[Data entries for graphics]

-----

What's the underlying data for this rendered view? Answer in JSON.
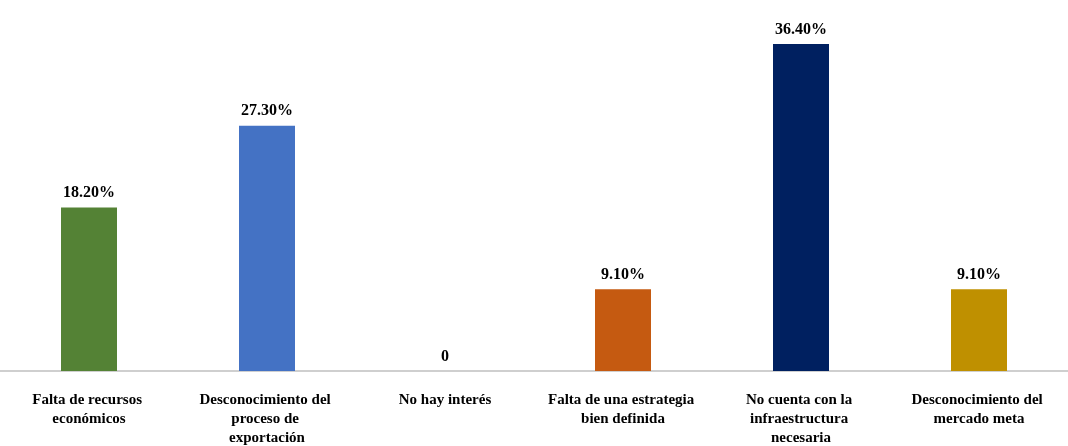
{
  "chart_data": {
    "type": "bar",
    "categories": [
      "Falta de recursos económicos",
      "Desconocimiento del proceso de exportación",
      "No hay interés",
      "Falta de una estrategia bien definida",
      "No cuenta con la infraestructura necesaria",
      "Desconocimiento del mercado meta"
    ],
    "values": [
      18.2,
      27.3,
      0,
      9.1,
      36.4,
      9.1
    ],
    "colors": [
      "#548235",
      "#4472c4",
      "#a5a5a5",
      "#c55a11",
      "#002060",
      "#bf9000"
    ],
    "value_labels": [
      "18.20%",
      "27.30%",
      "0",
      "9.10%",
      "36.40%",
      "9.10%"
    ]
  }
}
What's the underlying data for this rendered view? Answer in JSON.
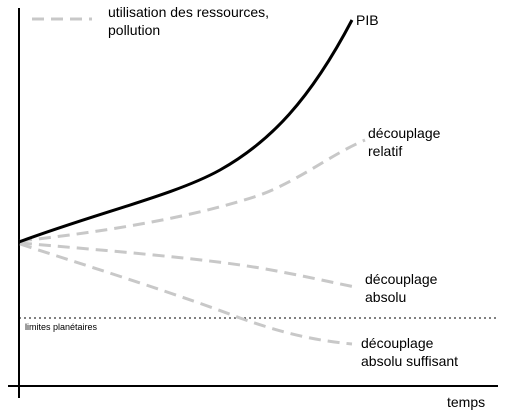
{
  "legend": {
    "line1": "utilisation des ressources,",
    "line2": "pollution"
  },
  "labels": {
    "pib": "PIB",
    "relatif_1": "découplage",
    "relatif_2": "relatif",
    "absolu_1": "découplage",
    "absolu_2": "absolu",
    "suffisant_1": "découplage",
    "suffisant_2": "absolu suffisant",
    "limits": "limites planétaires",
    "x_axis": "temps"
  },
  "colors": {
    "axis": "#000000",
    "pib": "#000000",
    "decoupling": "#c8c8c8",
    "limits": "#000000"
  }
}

-----

__Problem to work on__. Figure out how many lines above include the string "Desconocimiento", then report that number and nothing else.

__Task output__. 2